WHAT THE TASK REQUIRES: State how many lines of the records contain the string "Publications". Give the number alone.

-*-*-

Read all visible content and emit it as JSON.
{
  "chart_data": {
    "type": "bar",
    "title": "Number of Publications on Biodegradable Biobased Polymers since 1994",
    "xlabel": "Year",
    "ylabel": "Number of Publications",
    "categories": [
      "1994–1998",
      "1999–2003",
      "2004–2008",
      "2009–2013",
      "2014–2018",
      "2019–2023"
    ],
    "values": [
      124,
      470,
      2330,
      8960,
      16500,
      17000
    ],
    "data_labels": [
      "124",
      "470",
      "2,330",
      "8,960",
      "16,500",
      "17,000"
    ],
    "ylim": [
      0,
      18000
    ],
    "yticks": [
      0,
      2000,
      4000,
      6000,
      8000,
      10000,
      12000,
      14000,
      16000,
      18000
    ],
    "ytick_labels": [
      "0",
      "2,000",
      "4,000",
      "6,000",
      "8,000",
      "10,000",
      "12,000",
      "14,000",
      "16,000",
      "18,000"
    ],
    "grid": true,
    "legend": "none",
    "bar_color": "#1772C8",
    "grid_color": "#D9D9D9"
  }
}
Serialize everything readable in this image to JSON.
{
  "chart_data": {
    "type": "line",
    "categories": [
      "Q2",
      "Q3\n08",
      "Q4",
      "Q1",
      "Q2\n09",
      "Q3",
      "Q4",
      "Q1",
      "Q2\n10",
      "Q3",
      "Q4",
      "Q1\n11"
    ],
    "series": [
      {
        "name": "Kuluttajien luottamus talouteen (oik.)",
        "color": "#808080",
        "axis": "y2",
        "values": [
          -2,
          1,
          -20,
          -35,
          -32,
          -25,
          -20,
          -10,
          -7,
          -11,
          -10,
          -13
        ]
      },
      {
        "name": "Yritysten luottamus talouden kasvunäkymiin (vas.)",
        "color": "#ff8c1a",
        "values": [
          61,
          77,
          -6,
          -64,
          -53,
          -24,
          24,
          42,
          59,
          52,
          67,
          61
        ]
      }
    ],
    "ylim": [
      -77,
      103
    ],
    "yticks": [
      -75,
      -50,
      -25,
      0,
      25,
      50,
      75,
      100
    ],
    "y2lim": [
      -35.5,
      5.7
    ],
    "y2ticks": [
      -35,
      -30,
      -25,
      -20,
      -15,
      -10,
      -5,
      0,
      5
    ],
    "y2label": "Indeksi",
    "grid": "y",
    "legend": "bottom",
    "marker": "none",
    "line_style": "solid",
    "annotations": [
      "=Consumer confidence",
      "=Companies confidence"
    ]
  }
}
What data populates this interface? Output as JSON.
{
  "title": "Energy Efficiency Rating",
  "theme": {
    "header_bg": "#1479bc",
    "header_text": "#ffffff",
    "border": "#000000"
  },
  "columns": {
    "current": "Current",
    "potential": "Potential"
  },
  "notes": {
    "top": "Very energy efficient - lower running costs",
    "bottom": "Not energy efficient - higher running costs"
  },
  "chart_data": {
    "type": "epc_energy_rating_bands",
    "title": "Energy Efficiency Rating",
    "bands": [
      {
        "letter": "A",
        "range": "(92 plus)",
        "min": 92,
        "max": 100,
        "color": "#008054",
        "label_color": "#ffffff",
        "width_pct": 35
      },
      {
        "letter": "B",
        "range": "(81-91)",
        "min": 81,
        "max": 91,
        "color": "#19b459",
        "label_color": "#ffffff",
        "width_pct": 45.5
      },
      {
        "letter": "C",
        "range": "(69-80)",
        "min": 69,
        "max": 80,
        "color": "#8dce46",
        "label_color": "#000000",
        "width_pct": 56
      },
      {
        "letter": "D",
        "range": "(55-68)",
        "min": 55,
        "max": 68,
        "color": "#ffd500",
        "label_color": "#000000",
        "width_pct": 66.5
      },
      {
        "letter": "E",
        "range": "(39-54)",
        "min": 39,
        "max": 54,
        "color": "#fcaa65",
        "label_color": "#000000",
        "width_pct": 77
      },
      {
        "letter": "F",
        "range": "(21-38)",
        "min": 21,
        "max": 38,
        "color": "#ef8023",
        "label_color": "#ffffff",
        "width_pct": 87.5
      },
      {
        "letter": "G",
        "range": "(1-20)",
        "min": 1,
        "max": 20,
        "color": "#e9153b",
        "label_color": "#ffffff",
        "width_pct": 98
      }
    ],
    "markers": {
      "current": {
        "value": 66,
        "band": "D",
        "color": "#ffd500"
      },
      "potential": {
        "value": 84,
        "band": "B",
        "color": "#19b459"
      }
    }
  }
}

-*-*-

RESPONSE TO THIS TASK: 2